• **TO DO**
Keep only the lines of the data below that contain "Test", and copy them.

##### DATA FOR PROCESSING

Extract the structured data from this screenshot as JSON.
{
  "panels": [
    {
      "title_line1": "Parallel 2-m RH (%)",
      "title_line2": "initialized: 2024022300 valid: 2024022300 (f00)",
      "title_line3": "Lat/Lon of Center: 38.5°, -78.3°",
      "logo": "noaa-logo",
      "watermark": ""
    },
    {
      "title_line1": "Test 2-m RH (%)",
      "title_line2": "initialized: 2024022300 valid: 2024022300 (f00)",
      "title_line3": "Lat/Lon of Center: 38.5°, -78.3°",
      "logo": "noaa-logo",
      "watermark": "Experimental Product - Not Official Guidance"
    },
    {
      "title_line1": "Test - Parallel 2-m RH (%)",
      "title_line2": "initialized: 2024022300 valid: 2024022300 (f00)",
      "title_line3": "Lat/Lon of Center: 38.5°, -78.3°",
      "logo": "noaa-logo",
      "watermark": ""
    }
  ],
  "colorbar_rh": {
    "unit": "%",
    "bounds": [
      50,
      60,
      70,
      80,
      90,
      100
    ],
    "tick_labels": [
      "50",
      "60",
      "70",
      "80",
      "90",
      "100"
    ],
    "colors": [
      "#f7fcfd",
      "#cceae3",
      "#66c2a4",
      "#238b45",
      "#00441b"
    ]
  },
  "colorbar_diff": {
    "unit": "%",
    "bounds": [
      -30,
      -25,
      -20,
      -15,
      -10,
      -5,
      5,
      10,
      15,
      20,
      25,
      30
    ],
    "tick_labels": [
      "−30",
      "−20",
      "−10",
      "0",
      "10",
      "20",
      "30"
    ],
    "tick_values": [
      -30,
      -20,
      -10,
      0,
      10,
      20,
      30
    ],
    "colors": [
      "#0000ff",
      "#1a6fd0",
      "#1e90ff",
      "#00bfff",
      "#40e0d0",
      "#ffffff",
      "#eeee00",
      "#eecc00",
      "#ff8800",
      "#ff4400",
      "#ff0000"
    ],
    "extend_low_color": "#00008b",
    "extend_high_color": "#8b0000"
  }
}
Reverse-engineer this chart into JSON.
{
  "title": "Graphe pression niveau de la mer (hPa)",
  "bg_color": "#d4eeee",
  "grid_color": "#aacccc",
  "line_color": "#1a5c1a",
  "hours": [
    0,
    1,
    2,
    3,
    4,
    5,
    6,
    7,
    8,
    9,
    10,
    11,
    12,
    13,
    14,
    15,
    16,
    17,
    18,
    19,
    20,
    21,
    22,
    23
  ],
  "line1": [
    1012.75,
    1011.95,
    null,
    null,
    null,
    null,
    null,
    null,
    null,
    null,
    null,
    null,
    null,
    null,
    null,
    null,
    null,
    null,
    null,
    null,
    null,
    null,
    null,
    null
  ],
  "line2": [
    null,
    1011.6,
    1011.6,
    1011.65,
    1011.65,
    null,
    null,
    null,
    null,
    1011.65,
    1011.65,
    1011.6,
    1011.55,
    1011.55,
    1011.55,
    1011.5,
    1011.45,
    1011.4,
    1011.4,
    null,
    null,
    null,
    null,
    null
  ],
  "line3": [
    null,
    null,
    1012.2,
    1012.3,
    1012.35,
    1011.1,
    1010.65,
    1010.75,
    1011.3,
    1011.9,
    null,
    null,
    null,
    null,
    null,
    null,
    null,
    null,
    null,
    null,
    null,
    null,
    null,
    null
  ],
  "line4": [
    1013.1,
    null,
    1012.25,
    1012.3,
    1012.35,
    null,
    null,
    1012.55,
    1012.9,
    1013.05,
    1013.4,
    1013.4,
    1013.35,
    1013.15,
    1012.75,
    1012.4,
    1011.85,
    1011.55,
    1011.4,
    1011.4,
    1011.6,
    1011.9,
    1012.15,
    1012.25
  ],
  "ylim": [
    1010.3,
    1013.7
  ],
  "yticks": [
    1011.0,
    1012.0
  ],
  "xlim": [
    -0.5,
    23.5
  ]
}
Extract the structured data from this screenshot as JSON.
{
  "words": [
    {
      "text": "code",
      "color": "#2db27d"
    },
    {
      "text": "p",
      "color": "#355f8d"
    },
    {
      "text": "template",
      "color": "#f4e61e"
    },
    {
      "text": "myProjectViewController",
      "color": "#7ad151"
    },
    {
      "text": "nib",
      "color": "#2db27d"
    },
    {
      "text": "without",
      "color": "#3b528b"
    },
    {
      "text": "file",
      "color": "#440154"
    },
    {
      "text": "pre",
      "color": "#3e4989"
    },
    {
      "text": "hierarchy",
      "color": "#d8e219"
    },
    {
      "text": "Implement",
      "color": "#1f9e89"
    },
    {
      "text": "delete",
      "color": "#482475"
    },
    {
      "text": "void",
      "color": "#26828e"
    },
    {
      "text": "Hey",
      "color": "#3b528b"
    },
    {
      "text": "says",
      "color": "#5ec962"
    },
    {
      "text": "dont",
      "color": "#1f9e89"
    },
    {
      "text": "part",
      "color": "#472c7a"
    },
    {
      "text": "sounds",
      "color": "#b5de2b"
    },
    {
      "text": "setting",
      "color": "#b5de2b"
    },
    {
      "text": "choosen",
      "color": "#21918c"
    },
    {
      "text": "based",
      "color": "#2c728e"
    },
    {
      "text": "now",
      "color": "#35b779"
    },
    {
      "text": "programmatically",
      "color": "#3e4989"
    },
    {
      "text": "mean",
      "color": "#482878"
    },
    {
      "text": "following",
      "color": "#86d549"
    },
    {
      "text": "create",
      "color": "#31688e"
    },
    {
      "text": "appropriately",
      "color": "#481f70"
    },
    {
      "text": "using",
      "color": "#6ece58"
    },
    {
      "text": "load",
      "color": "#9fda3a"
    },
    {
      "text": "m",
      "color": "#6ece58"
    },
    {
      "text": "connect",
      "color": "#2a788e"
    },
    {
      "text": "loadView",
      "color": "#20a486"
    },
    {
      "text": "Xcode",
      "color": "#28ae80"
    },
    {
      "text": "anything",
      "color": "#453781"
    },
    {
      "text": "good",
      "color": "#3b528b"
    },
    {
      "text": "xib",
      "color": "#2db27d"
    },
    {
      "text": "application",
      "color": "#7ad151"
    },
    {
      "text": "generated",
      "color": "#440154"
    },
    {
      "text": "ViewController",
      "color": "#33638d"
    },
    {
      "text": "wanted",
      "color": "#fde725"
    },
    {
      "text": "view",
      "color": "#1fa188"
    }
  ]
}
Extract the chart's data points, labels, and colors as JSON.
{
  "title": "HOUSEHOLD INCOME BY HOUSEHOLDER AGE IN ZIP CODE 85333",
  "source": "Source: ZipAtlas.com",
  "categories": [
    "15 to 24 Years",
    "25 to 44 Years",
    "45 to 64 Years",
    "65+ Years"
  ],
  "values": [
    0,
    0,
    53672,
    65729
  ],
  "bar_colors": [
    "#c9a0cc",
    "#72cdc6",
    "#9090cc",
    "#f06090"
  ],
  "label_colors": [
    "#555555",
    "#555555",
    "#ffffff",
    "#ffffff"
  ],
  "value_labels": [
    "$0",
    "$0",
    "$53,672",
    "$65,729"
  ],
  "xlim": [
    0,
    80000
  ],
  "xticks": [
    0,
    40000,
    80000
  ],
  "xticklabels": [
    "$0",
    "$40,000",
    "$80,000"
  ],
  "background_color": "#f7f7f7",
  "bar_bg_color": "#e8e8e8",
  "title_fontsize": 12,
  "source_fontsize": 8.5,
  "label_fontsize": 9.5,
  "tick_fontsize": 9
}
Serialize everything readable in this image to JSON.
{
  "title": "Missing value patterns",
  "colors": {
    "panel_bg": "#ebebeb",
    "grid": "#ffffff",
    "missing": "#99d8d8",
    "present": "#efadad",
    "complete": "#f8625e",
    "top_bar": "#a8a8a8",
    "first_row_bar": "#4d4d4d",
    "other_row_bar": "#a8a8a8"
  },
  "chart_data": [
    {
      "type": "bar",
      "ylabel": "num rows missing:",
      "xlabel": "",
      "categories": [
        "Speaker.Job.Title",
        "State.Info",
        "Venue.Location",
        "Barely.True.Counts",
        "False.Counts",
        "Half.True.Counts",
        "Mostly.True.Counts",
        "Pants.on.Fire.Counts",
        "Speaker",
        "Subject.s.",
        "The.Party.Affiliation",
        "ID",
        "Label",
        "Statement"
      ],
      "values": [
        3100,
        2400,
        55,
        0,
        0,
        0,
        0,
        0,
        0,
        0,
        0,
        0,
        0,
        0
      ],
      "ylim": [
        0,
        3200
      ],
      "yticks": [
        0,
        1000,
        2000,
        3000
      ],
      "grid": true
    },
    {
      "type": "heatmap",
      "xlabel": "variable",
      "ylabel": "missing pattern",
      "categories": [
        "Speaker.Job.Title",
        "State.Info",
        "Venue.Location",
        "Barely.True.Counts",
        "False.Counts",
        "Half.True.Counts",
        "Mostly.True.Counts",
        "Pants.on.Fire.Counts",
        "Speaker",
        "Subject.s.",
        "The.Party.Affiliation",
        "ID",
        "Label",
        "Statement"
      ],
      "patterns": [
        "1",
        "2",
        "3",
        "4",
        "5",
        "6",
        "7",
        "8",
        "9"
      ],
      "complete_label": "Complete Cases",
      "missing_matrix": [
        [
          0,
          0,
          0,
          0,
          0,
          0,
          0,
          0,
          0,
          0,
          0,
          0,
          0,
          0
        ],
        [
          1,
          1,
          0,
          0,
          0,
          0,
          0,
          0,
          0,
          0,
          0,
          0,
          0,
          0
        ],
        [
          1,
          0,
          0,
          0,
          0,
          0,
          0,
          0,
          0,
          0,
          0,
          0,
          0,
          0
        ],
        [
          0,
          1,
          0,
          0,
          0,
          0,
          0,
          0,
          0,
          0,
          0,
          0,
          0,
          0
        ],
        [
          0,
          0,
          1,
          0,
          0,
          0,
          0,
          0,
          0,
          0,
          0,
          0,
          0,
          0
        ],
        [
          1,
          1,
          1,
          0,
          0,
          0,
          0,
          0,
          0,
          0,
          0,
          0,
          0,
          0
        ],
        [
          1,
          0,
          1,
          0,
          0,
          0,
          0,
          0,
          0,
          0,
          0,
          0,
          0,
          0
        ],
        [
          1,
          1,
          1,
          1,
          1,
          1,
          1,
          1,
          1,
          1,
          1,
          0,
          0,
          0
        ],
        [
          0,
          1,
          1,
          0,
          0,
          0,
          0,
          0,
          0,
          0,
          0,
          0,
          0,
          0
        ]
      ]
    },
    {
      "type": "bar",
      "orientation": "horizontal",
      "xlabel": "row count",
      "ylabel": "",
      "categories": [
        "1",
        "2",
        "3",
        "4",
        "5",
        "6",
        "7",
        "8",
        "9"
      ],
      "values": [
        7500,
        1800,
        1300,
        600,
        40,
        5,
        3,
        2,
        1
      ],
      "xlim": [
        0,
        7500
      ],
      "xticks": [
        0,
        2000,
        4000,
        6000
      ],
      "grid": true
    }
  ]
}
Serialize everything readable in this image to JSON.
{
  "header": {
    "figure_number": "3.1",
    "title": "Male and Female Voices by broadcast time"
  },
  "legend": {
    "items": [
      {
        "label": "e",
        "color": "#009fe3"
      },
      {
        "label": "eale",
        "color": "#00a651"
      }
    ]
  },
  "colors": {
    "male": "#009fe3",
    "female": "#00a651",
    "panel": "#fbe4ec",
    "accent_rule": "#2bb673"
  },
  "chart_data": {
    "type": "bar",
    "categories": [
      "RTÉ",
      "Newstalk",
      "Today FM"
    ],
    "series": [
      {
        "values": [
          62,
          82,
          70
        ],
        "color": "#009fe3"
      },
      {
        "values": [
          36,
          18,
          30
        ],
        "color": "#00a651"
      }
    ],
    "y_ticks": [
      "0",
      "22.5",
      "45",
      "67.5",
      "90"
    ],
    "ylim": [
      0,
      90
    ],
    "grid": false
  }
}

##########

• **EXERCISE ANSWER**
      "title_line1": "Test 2-m RH (%)",
      "title_line1": "Test - Parallel 2-m RH (%)",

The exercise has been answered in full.